## OBJECTIVE
Will you output the entries below exactly, skipping every image they contain?

## DATA TO PROCESS
⁂

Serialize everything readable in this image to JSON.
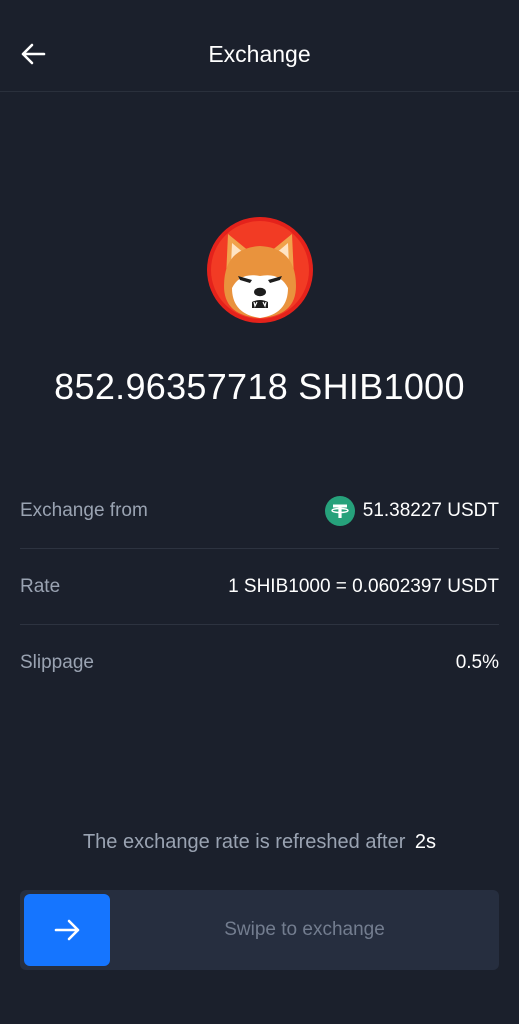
{
  "header": {
    "title": "Exchange",
    "back_icon": "arrow-left-icon"
  },
  "token": {
    "logo_icon": "shiba-inu-logo-icon",
    "amount": "852.96357718 SHIB1000"
  },
  "details": {
    "exchange_from_label": "Exchange from",
    "exchange_from_icon": "usdt-tether-icon",
    "exchange_from_value": "51.38227 USDT",
    "rate_label": "Rate",
    "rate_value": "1 SHIB1000 = 0.0602397 USDT",
    "slippage_label": "Slippage",
    "slippage_value": "0.5%"
  },
  "refresh": {
    "text": "The exchange rate is refreshed after",
    "seconds": "2s"
  },
  "swipe": {
    "label": "Swipe to exchange",
    "handle_icon": "arrow-right-icon",
    "accent_color": "#1575ff"
  },
  "colors": {
    "background": "#1b202c",
    "secondary_text": "#9aa3b2",
    "usdt_green": "#26a17b"
  }
}
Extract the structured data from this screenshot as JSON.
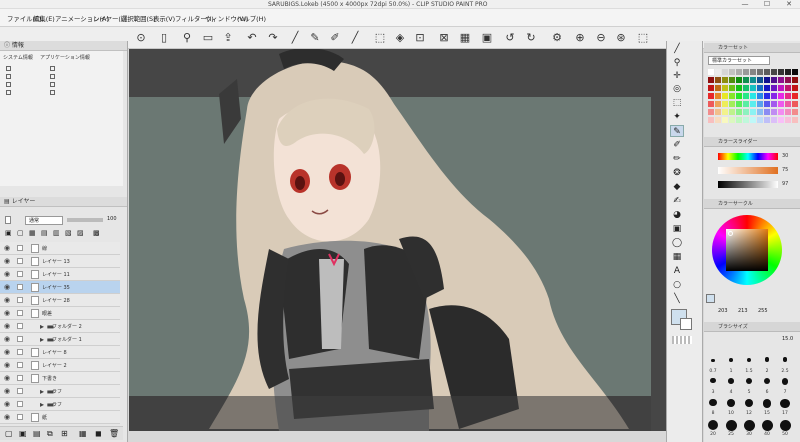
{
  "window": {
    "title": "SARUBIGS.Lokeb (4500 x 4000px 72dpi 50.0%)  - CLIP STUDIO PAINT PRO",
    "min_label": "—",
    "max_label": "☐",
    "close_label": "✕"
  },
  "menu": {
    "items": [
      "ファイル(F)",
      "編集(E)",
      "アニメーション(A)",
      "レイヤー(L)",
      "選択範囲(S)",
      "表示(V)",
      "フィルター(I)",
      "ウィンドウ(W)",
      "ヘルプ(H)"
    ]
  },
  "command_bar": {
    "icons": [
      "clip-studio-icon",
      "new-file-icon",
      "open-icon",
      "save-icon",
      "export-icon",
      "undo-icon",
      "redo-icon",
      "pen-icon",
      "brush-icon",
      "brush2-icon",
      "eraser-icon",
      "select-icon",
      "fill-icon",
      "transform-icon",
      "crop-icon",
      "grid-icon",
      "rotate-left-icon",
      "rotate-right-icon",
      "reset-icon",
      "settings-icon",
      "zoom-in-icon",
      "zoom-out-icon",
      "fit-icon",
      "actual-icon"
    ]
  },
  "info_panel": {
    "title": "情報",
    "col1": "システム情報",
    "col2": "アプリケーション情報"
  },
  "layer_panel": {
    "title": "レイヤー",
    "blend_mode": "通常",
    "opacity": "100",
    "layers": [
      {
        "name": "線",
        "folder": false,
        "selected": false
      },
      {
        "name": "レイヤー 13",
        "folder": false,
        "selected": false
      },
      {
        "name": "レイヤー 11",
        "folder": false,
        "selected": false
      },
      {
        "name": "レイヤー 35",
        "folder": false,
        "selected": true
      },
      {
        "name": "レイヤー 28",
        "folder": false,
        "selected": false
      },
      {
        "name": "眼差",
        "folder": false,
        "selected": false
      },
      {
        "name": "フォルダー 2",
        "folder": true,
        "selected": false
      },
      {
        "name": "フォルダー 1",
        "folder": true,
        "selected": false
      },
      {
        "name": "レイヤー 8",
        "folder": false,
        "selected": false
      },
      {
        "name": "レイヤー 2",
        "folder": false,
        "selected": false
      },
      {
        "name": "下書き",
        "folder": false,
        "selected": false
      },
      {
        "name": "ラフ",
        "folder": true,
        "selected": false
      },
      {
        "name": "ラフ",
        "folder": true,
        "selected": false
      },
      {
        "name": "紙",
        "folder": false,
        "selected": false
      }
    ]
  },
  "right_panel": {
    "color_set_title": "カラーセット",
    "color_set_name": "標準カラーセット",
    "slider_title": "カラースライダー",
    "slider_values": [
      "30",
      "75",
      "97"
    ],
    "wheel_title": "カラーサークル",
    "wheel_values": [
      "203",
      "213",
      "255"
    ],
    "brush_title": "ブラシサイズ",
    "brush_value": "15.0",
    "brush_sizes": [
      "0.7",
      "1",
      "1.5",
      "2",
      "2.5",
      "3",
      "4",
      "5",
      "6",
      "7",
      "8",
      "10",
      "12",
      "15",
      "17",
      "20",
      "25",
      "30",
      "40",
      "50"
    ]
  },
  "colors": {
    "paper": "#6b7873",
    "canvas_bg": "#464646",
    "selected_layer": "#b9d3ee",
    "accent_pink": "#e03060"
  }
}
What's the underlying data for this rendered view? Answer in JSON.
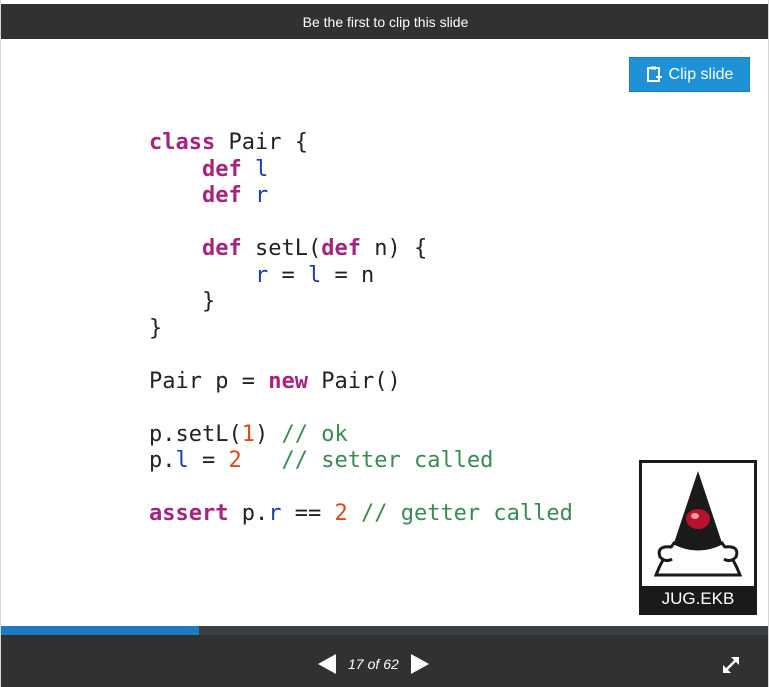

⁂

## COMPLETED EXERCISE
Serialize everything readable in this image to JSON.
{
  "header": {
    "title": "Exchange",
    "back_icon": "arrow-left-icon"
  },
  "token": {
    "logo_icon": "shiba-inu-logo-icon",
    "amount": "852.96357718 SHIB1000"
  },
  "details": {
    "exchange_from_label": "Exchange from",
    "exchange_from_icon": "usdt-tether-icon",
    "exchange_from_value": "51.38227 USDT",
    "rate_label": "Rate",
    "rate_value": "1 SHIB1000 = 0.0602397 USDT",
    "slippage_label": "Slippage",
    "slippage_value": "0.5%"
  },
  "refresh": {
    "text": "The exchange rate is refreshed after",
    "seconds": "2s"
  },
  "swipe": {
    "label": "Swipe to exchange",
    "handle_icon": "arrow-right-icon",
    "accent_color": "#1575ff"
  },
  "colors": {
    "background": "#1b202c",
    "secondary_text": "#9aa3b2",
    "usdt_green": "#26a17b"
  }
}
Extract the structured data from this screenshot as JSON.
{
  "window": {
    "title": "SARUBIGS.Lokeb (4500 x 4000px 72dpi 50.0%)  - CLIP STUDIO PAINT PRO",
    "min_label": "—",
    "max_label": "☐",
    "close_label": "✕"
  },
  "menu": {
    "items": [
      "ファイル(F)",
      "編集(E)",
      "アニメーション(A)",
      "レイヤー(L)",
      "選択範囲(S)",
      "表示(V)",
      "フィルター(I)",
      "ウィンドウ(W)",
      "ヘルプ(H)"
    ]
  },
  "command_bar": {
    "icons": [
      "clip-studio-icon",
      "new-file-icon",
      "open-icon",
      "save-icon",
      "export-icon",
      "undo-icon",
      "redo-icon",
      "pen-icon",
      "brush-icon",
      "brush2-icon",
      "eraser-icon",
      "select-icon",
      "fill-icon",
      "transform-icon",
      "crop-icon",
      "grid-icon",
      "rotate-left-icon",
      "rotate-right-icon",
      "reset-icon",
      "settings-icon",
      "zoom-in-icon",
      "zoom-out-icon",
      "fit-icon",
      "actual-icon"
    ]
  },
  "info_panel": {
    "title": "情報",
    "col1": "システム情報",
    "col2": "アプリケーション情報"
  },
  "layer_panel": {
    "title": "レイヤー",
    "blend_mode": "通常",
    "opacity": "100",
    "layers": [
      {
        "name": "線",
        "folder": false,
        "selected": false
      },
      {
        "name": "レイヤー 13",
        "folder": false,
        "selected": false
      },
      {
        "name": "レイヤー 11",
        "folder": false,
        "selected": false
      },
      {
        "name": "レイヤー 35",
        "folder": false,
        "selected": true
      },
      {
        "name": "レイヤー 28",
        "folder": false,
        "selected": false
      },
      {
        "name": "眼差",
        "folder": false,
        "selected": false
      },
      {
        "name": "フォルダー 2",
        "folder": true,
        "selected": false
      },
      {
        "name": "フォルダー 1",
        "folder": true,
        "selected": false
      },
      {
        "name": "レイヤー 8",
        "folder": false,
        "selected": false
      },
      {
        "name": "レイヤー 2",
        "folder": false,
        "selected": false
      },
      {
        "name": "下書き",
        "folder": false,
        "selected": false
      },
      {
        "name": "ラフ",
        "folder": true,
        "selected": false
      },
      {
        "name": "ラフ",
        "folder": true,
        "selected": false
      },
      {
        "name": "紙",
        "folder": false,
        "selected": false
      }
    ]
  },
  "right_panel": {
    "color_set_title": "カラーセット",
    "color_set_name": "標準カラーセット",
    "slider_title": "カラースライダー",
    "slider_values": [
      "30",
      "75",
      "97"
    ],
    "wheel_title": "カラーサークル",
    "wheel_values": [
      "203",
      "213",
      "255"
    ],
    "brush_title": "ブラシサイズ",
    "brush_value": "15.0",
    "brush_sizes": [
      "0.7",
      "1",
      "1.5",
      "2",
      "2.5",
      "3",
      "4",
      "5",
      "6",
      "7",
      "8",
      "10",
      "12",
      "15",
      "17",
      "20",
      "25",
      "30",
      "40",
      "50"
    ]
  },
  "colors": {
    "paper": "#6b7873",
    "canvas_bg": "#464646",
    "selected_layer": "#b9d3ee",
    "accent_pink": "#e03060"
  }
}
What's the underlying data for this rendered view? Answer in JSON.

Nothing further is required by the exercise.